# [The problem]
Report, word for word, every line of the material that contains "color".

# [Raw records]
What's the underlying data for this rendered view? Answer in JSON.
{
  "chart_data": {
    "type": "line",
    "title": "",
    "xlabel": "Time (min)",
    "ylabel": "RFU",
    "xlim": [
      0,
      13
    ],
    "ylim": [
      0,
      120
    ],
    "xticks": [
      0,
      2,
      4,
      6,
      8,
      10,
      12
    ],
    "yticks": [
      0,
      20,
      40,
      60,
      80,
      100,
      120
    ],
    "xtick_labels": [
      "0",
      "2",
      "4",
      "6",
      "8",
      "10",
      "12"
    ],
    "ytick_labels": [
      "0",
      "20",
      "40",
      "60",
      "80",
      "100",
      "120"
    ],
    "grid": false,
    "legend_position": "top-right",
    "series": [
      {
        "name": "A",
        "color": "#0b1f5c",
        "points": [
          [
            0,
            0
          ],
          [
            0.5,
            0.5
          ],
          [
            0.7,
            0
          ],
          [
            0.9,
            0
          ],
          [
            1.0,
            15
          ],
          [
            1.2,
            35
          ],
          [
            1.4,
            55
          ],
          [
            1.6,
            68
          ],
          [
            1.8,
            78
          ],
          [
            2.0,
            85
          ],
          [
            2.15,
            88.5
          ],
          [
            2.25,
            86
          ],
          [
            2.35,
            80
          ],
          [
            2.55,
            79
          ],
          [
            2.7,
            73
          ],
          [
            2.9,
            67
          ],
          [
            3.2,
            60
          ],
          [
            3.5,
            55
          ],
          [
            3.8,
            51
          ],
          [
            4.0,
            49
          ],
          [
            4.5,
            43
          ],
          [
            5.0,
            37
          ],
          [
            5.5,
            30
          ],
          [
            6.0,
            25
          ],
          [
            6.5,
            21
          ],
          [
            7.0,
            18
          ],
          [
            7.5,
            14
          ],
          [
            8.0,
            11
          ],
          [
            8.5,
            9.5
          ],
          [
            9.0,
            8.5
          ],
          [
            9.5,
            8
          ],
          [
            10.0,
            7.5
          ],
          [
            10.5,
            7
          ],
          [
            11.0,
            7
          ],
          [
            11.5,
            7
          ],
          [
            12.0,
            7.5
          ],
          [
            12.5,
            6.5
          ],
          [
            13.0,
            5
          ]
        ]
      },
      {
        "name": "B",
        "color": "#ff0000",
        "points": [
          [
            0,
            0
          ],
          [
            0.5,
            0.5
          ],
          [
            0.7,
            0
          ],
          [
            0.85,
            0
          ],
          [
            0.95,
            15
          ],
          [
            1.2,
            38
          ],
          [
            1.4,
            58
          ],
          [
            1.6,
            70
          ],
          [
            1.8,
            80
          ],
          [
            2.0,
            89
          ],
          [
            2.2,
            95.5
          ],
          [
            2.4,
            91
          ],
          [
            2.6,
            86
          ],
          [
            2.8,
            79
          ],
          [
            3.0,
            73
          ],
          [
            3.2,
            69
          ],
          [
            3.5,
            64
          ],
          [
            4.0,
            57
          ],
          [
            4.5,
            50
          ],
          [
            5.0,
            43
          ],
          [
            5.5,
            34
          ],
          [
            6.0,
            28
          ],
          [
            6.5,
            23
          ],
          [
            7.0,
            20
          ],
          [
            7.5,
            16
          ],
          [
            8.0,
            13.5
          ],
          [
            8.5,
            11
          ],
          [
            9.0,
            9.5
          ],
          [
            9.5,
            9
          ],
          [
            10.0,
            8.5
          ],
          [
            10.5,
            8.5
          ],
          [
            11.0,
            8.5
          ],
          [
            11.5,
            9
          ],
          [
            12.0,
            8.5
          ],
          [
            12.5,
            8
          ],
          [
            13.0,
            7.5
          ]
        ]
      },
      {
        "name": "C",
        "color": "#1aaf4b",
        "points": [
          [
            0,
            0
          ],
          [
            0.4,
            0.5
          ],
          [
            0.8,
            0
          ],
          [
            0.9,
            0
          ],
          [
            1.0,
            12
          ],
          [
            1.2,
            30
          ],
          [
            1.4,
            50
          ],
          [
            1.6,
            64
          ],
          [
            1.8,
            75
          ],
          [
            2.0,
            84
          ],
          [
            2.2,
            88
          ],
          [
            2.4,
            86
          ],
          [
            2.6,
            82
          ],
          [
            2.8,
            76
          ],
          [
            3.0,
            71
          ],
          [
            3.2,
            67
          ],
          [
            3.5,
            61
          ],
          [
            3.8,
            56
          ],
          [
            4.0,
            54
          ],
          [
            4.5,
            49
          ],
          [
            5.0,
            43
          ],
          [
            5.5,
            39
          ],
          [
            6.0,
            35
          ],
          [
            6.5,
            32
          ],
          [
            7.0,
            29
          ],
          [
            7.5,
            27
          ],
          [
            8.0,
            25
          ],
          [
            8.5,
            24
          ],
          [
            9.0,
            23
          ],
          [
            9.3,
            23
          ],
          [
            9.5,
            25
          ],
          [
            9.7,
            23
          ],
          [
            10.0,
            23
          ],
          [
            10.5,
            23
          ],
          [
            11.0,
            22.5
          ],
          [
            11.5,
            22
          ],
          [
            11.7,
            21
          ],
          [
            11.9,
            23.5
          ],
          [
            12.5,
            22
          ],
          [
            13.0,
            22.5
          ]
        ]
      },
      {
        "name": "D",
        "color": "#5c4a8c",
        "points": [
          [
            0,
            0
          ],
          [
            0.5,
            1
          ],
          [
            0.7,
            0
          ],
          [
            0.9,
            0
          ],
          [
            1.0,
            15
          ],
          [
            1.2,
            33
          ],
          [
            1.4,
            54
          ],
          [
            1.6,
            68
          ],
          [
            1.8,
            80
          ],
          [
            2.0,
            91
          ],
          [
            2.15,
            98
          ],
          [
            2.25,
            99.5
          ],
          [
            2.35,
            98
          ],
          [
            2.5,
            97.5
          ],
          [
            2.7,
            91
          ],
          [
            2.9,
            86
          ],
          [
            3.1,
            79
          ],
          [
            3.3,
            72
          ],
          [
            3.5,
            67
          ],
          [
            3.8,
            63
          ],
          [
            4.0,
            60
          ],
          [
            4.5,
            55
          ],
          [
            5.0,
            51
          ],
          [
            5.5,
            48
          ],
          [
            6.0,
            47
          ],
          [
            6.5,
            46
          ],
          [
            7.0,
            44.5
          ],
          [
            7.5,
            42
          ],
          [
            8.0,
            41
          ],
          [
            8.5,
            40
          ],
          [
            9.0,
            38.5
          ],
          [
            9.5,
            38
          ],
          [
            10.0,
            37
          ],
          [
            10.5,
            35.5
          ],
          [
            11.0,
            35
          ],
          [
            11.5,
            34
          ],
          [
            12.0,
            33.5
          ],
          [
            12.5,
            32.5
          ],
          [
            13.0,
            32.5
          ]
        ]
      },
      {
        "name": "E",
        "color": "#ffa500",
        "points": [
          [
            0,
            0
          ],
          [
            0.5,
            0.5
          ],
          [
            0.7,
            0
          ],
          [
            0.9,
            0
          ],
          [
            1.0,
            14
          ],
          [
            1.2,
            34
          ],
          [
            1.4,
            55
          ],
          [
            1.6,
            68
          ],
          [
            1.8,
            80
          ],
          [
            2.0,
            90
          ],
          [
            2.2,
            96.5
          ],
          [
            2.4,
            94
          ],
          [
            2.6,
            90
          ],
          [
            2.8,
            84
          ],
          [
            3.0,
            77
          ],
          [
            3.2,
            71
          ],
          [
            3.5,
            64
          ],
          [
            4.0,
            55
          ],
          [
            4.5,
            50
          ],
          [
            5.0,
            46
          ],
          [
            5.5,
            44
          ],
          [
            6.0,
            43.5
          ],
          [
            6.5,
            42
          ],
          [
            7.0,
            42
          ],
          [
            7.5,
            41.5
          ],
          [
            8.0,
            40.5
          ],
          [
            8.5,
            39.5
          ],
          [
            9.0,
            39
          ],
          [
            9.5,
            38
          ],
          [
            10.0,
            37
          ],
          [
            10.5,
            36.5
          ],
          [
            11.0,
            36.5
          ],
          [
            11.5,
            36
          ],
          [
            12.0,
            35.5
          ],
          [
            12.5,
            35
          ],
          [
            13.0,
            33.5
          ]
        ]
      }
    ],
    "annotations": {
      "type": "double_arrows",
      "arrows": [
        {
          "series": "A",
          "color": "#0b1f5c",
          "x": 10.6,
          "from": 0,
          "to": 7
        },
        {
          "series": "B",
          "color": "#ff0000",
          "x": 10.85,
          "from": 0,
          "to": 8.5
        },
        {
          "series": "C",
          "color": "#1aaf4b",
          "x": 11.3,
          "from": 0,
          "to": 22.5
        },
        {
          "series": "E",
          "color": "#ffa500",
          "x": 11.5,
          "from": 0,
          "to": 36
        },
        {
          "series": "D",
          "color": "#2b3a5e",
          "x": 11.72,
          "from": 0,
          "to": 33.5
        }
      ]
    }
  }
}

# [Right answer]
        "color": "#0b1f5c",
        "color": "#ff0000",
        "color": "#1aaf4b",
        "color": "#5c4a8c",
        "color": "#ffa500",
          "color": "#0b1f5c",
          "color": "#ff0000",
          "color": "#1aaf4b",
          "color": "#ffa500",
          "color": "#2b3a5e",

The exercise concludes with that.